Problem statement: Copy every line of the data in which the word "значение" occurs.

Task input:
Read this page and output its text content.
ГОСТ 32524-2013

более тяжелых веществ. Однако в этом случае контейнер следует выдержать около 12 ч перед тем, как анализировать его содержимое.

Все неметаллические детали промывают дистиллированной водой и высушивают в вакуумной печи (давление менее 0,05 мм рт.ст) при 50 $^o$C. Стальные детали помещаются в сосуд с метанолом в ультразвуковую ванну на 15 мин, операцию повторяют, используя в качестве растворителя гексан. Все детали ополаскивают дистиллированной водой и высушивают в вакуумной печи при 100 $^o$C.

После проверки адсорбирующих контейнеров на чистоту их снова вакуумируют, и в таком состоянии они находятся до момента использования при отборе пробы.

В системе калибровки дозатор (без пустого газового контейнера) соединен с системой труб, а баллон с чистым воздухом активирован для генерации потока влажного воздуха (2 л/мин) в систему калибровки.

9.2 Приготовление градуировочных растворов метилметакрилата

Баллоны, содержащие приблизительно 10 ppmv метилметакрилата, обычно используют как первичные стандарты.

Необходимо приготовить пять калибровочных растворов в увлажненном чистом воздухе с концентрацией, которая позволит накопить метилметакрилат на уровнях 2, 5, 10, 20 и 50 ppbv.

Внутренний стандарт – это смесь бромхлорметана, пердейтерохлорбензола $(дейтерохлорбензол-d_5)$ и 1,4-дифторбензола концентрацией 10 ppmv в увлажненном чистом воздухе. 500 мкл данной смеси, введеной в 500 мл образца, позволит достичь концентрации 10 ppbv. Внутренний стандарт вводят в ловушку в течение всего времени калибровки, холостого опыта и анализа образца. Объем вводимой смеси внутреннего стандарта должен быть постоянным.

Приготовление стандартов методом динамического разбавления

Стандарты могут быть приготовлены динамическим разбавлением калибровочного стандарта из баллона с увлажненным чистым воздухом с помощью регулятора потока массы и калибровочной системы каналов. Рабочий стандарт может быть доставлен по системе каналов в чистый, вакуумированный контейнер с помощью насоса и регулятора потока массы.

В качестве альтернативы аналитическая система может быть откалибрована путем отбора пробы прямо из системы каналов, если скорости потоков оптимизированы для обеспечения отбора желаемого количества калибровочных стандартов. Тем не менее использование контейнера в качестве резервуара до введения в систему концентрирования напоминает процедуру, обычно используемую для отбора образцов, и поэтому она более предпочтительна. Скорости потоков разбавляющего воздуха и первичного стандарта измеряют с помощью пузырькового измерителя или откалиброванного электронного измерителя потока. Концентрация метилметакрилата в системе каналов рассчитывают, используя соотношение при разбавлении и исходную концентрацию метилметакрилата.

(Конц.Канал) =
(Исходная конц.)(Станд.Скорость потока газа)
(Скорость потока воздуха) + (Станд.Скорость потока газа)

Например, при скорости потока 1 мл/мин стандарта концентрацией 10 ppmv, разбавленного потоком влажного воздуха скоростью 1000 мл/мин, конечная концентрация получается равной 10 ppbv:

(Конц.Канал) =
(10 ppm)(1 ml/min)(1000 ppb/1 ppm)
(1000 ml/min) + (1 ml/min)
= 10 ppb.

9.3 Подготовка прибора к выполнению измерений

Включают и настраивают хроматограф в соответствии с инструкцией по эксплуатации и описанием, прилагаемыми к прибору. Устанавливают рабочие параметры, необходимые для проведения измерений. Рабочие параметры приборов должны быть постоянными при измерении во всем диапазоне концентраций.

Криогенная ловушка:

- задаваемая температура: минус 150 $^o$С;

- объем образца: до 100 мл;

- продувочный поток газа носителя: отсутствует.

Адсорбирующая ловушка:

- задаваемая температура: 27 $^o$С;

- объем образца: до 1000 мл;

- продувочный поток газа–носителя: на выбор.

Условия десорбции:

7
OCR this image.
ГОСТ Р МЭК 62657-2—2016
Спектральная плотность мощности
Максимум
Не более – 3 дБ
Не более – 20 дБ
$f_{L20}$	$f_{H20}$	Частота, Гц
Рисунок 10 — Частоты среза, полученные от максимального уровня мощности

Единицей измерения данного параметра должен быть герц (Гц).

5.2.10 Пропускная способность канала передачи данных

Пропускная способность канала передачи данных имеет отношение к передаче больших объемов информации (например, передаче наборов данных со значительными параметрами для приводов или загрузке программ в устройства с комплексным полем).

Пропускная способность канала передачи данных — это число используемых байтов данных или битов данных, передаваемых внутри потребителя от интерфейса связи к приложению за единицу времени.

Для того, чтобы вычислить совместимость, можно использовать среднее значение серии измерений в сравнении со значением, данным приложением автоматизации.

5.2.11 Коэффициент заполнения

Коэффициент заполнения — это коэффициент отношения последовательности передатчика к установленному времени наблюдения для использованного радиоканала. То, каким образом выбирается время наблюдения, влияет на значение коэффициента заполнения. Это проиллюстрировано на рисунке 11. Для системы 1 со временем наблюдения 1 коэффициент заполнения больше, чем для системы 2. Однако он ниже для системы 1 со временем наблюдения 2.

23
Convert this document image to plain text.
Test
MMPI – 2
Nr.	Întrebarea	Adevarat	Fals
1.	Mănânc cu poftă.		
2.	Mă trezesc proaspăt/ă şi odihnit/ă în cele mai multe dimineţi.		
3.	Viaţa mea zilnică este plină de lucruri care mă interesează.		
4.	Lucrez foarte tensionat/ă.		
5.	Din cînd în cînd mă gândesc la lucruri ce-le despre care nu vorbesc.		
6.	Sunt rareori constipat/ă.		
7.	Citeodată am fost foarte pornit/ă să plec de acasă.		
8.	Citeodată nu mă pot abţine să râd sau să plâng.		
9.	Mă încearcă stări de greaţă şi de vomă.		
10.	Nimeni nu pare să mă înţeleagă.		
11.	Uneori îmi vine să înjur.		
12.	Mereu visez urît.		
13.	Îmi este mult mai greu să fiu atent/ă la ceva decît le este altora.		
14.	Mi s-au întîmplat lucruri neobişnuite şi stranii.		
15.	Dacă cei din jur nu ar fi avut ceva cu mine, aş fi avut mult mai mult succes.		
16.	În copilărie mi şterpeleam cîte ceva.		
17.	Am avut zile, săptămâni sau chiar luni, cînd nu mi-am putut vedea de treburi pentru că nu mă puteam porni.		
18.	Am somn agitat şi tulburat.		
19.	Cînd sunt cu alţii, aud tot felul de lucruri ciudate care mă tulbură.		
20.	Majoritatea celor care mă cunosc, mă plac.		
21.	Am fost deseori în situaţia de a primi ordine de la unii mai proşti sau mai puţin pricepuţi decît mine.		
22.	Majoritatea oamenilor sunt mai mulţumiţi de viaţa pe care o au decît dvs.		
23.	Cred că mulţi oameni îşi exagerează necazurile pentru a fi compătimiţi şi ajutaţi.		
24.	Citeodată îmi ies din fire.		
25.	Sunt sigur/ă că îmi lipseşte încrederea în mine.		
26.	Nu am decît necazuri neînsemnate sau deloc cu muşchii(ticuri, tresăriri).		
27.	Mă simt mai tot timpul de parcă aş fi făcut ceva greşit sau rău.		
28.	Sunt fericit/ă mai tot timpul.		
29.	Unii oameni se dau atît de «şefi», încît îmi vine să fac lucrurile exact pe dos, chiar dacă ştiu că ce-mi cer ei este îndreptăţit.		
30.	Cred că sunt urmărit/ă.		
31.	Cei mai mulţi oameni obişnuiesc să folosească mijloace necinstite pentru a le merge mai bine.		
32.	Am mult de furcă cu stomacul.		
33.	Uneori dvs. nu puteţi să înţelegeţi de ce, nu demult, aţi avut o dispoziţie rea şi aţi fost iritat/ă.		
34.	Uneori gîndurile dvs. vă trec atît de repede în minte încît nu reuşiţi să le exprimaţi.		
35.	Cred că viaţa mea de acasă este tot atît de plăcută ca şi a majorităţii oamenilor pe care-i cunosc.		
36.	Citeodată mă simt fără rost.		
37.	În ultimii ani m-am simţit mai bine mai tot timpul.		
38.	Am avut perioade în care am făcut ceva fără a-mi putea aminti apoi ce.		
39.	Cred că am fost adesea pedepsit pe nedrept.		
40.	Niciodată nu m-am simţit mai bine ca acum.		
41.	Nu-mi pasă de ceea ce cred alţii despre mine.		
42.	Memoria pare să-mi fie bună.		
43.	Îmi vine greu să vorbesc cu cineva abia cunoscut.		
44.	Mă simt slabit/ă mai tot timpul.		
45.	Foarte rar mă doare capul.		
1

--

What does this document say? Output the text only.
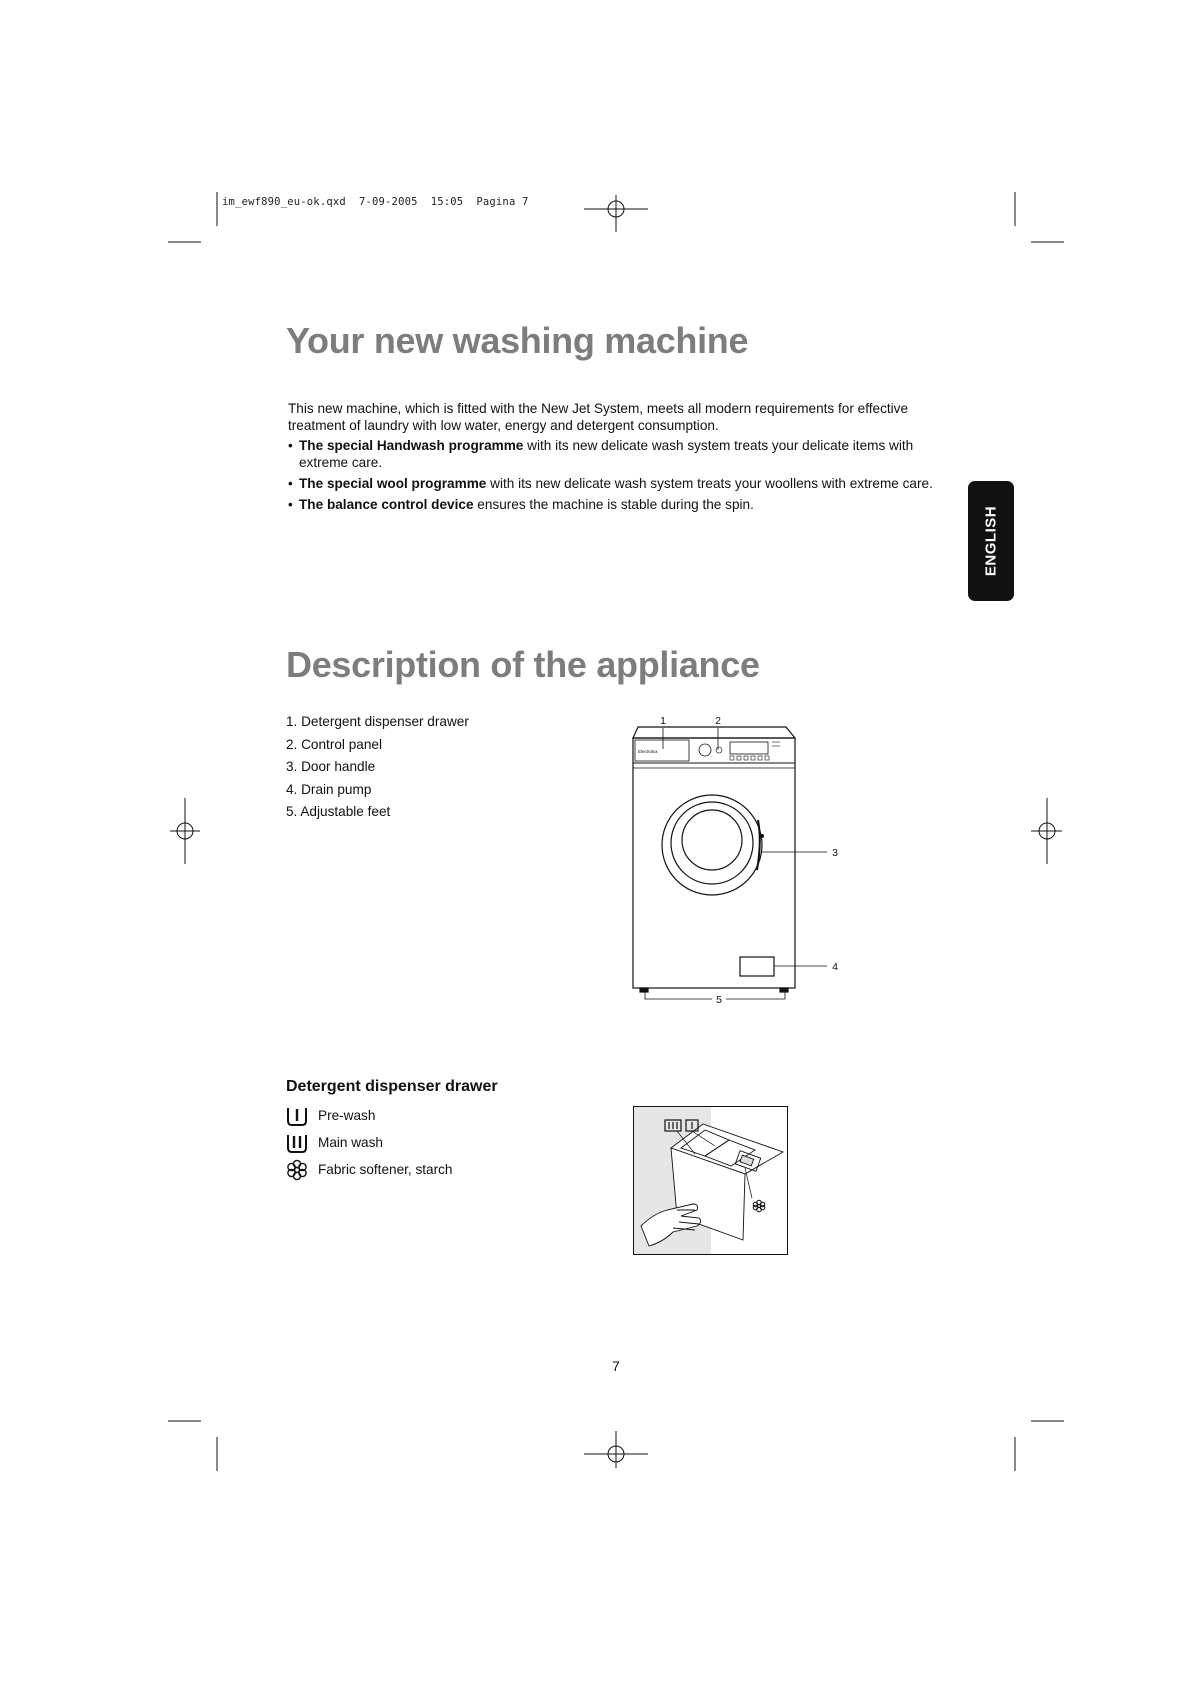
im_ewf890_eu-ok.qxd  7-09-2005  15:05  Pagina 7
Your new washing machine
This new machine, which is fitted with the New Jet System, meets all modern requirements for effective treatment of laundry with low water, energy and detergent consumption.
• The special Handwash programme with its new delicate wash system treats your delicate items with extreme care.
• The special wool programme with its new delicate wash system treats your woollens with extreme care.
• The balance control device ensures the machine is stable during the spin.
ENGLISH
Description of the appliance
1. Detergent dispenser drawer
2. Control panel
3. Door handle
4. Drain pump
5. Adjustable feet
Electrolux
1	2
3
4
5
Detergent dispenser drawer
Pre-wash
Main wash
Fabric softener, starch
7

...

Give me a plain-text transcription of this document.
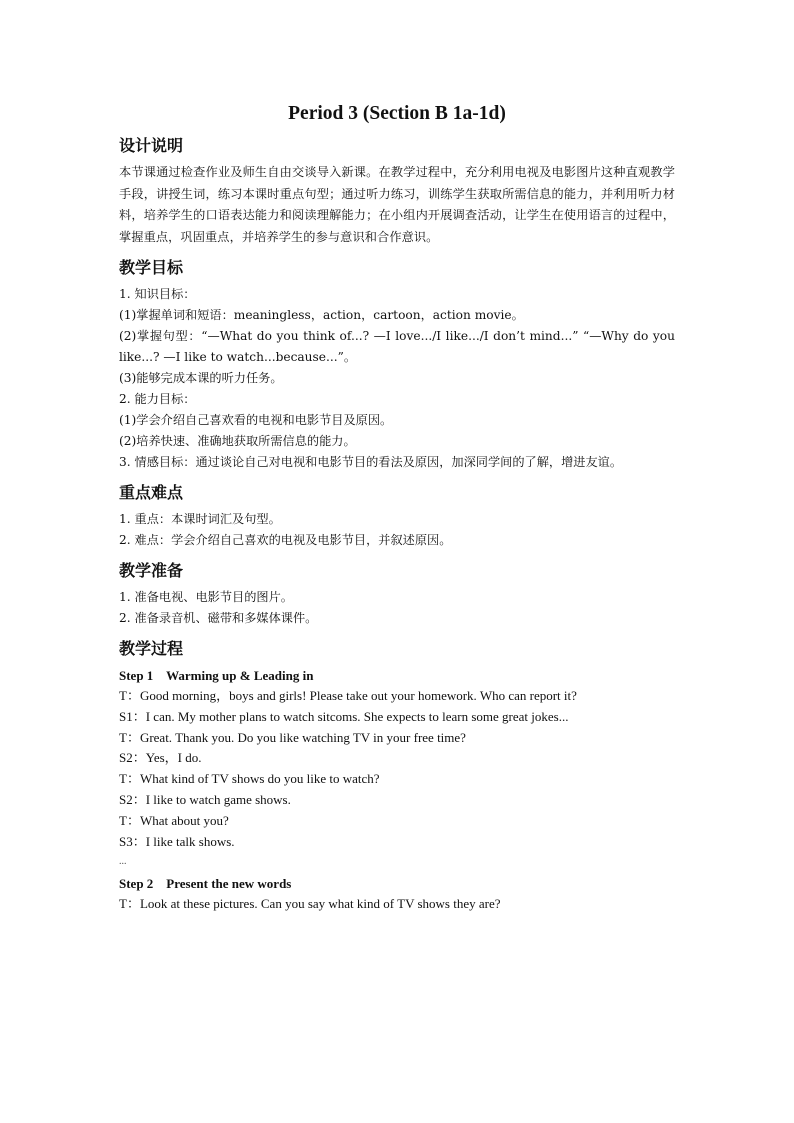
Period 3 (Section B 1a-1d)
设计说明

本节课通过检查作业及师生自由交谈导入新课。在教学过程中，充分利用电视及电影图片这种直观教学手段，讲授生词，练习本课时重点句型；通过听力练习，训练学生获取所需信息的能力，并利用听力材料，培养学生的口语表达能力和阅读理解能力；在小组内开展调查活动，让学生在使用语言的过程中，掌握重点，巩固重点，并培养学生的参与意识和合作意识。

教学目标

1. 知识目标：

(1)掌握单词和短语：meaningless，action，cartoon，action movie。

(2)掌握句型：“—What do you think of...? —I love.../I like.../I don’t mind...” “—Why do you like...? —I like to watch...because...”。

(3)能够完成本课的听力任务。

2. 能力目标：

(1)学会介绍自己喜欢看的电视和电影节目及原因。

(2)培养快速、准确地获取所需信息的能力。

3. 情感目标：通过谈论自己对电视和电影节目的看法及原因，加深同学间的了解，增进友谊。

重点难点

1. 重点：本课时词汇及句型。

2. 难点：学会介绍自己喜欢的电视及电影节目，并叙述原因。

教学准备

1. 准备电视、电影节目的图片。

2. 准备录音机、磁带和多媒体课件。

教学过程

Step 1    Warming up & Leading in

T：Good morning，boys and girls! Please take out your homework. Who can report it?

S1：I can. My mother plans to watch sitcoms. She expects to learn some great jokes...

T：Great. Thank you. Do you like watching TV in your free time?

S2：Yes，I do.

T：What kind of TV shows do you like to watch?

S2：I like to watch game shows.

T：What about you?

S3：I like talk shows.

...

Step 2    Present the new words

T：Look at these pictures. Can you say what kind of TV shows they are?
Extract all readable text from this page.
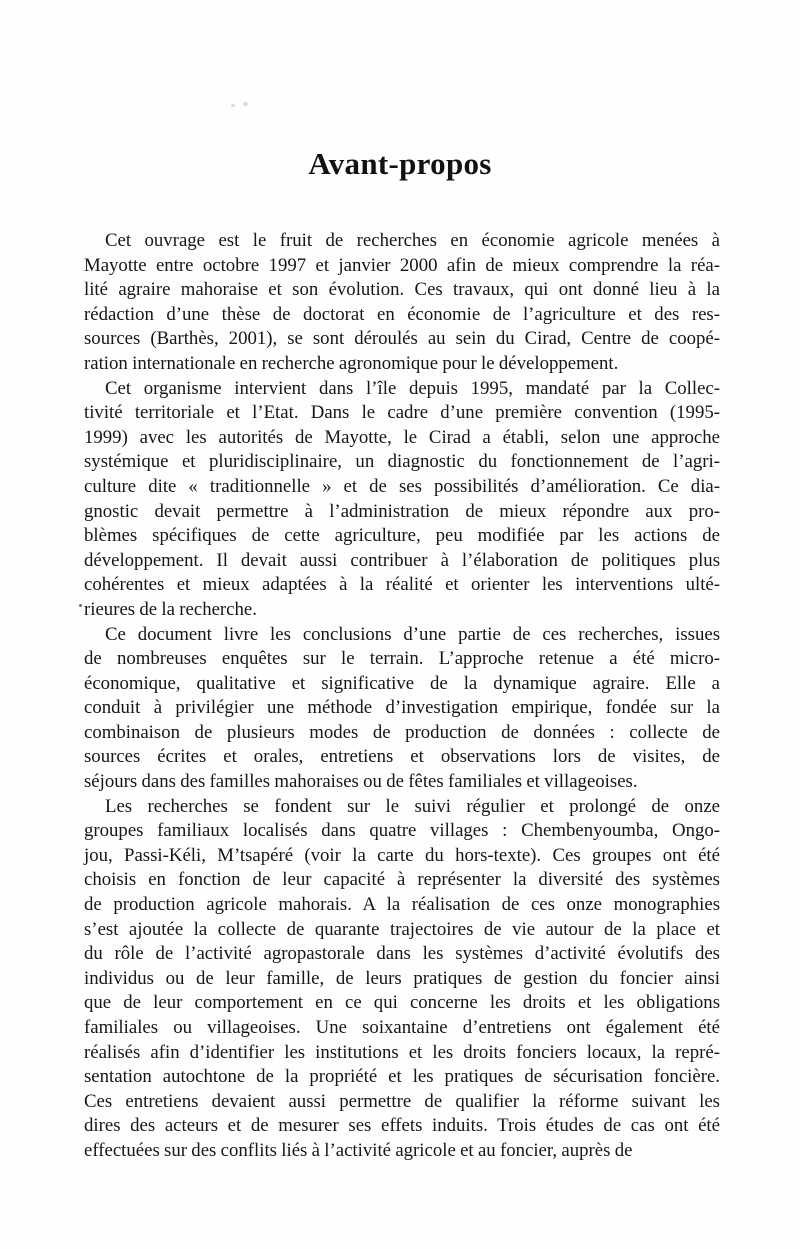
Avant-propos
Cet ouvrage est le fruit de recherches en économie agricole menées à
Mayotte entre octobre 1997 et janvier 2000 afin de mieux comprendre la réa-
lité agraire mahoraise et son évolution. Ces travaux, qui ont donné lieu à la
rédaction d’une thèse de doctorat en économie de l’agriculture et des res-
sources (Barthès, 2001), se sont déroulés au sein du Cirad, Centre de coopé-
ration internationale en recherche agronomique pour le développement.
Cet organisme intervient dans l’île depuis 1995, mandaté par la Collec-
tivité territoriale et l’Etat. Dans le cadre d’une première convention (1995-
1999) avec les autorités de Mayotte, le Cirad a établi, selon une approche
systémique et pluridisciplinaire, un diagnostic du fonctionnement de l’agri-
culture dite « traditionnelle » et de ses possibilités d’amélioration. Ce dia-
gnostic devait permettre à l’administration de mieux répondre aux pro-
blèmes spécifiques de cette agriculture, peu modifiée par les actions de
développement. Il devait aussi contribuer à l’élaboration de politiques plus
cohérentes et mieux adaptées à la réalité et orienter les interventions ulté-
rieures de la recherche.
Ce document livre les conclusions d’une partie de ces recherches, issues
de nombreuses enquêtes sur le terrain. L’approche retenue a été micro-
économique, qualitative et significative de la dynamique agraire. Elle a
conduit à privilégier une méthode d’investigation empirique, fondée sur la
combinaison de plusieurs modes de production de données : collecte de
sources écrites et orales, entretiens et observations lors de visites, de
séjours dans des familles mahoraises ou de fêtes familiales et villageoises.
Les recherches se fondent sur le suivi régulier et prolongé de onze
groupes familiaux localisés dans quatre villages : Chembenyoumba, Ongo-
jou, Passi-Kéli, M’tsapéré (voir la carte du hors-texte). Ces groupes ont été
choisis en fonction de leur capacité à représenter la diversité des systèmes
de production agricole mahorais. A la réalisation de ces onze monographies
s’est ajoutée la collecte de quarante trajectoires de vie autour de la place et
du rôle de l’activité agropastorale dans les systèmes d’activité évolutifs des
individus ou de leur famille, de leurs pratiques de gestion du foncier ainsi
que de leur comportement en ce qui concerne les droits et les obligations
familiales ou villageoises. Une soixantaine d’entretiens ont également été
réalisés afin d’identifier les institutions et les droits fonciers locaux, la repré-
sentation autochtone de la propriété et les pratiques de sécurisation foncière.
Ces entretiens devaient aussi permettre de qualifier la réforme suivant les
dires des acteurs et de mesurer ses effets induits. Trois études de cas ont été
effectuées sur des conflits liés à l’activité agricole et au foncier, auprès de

The solution:
Для того, чтобы вычислить совместимость, можно использовать среднее значение серии измерений в сравнении со значением, данным приложением автоматизации.
Коэффициент заполнения — это коэффициент отношения последовательности передатчика к установленному времени наблюдения для использованного радиоканала. То, каким образом выбирается время наблюдения, влияет на значение коэффициента заполнения. Это проиллюстрировано на рисунке 11. Для системы 1 со временем наблюдения 1 коэффициент заполнения больше, чем для системы 2. Однако он ниже для системы 1 со временем наблюдения 2.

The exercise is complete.